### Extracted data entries
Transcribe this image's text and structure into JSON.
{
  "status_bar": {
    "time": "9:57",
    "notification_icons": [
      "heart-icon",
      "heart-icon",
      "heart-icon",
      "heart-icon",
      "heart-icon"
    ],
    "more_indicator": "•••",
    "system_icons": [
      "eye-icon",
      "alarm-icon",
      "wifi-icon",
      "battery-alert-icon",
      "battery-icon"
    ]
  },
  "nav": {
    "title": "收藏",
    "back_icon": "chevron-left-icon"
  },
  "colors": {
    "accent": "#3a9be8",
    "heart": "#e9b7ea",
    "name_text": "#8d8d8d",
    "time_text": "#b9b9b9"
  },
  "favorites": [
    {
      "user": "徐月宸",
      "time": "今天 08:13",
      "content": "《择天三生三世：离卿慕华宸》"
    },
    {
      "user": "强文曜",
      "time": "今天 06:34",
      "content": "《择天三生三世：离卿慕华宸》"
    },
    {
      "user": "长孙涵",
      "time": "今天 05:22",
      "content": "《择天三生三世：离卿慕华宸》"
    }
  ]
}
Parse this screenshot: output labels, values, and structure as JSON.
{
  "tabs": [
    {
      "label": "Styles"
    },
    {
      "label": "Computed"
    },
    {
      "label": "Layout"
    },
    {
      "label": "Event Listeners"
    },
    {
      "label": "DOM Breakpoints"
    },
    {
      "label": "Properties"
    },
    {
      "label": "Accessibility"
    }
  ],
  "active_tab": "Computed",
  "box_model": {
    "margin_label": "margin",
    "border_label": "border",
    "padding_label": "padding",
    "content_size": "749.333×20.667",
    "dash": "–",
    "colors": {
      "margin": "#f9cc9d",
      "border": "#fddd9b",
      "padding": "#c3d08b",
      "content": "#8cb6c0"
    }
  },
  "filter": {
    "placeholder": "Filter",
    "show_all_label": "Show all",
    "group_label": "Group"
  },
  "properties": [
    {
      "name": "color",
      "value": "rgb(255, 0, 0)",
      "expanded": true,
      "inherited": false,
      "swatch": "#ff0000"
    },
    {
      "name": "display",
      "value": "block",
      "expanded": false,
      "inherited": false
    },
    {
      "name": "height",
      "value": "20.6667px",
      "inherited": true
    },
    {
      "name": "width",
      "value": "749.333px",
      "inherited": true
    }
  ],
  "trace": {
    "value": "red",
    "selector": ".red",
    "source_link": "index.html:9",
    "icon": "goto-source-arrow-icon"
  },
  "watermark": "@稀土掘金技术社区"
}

### Exercise objective
Repeat the entries exactly, all of them.

### Task result
Transcribe this image's text and structure into JSON.
{
  "status_bar": {
    "time": "9:57",
    "notification_icons": [
      "heart-icon",
      "heart-icon",
      "heart-icon",
      "heart-icon",
      "heart-icon"
    ],
    "more_indicator": "•••",
    "system_icons": [
      "eye-icon",
      "alarm-icon",
      "wifi-icon",
      "battery-alert-icon",
      "battery-icon"
    ]
  },
  "nav": {
    "title": "收藏",
    "back_icon": "chevron-left-icon"
  },
  "colors": {
    "accent": "#3a9be8",
    "heart": "#e9b7ea",
    "name_text": "#8d8d8d",
    "time_text": "#b9b9b9"
  },
  "favorites": [
    {
      "user": "徐月宸",
      "time": "今天 08:13",
      "content": "《择天三生三世：离卿慕华宸》"
    },
    {
      "user": "强文曜",
      "time": "今天 06:34",
      "content": "《择天三生三世：离卿慕华宸》"
    },
    {
      "user": "长孙涵",
      "time": "今天 05:22",
      "content": "《择天三生三世：离卿慕华宸》"
    }
  ]
}
Parse this screenshot: output labels, values, and structure as JSON.
{
  "tabs": [
    {
      "label": "Styles"
    },
    {
      "label": "Computed"
    },
    {
      "label": "Layout"
    },
    {
      "label": "Event Listeners"
    },
    {
      "label": "DOM Breakpoints"
    },
    {
      "label": "Properties"
    },
    {
      "label": "Accessibility"
    }
  ],
  "active_tab": "Computed",
  "box_model": {
    "margin_label": "margin",
    "border_label": "border",
    "padding_label": "padding",
    "content_size": "749.333×20.667",
    "dash": "–",
    "colors": {
      "margin": "#f9cc9d",
      "border": "#fddd9b",
      "padding": "#c3d08b",
      "content": "#8cb6c0"
    }
  },
  "filter": {
    "placeholder": "Filter",
    "show_all_label": "Show all",
    "group_label": "Group"
  },
  "properties": [
    {
      "name": "color",
      "value": "rgb(255, 0, 0)",
      "expanded": true,
      "inherited": false,
      "swatch": "#ff0000"
    },
    {
      "name": "display",
      "value": "block",
      "expanded": false,
      "inherited": false
    },
    {
      "name": "height",
      "value": "20.6667px",
      "inherited": true
    },
    {
      "name": "width",
      "value": "749.333px",
      "inherited": true
    }
  ],
  "trace": {
    "value": "red",
    "selector": ".red",
    "source_link": "index.html:9",
    "icon": "goto-source-arrow-icon"
  },
  "watermark": "@稀土掘金技术社区"
}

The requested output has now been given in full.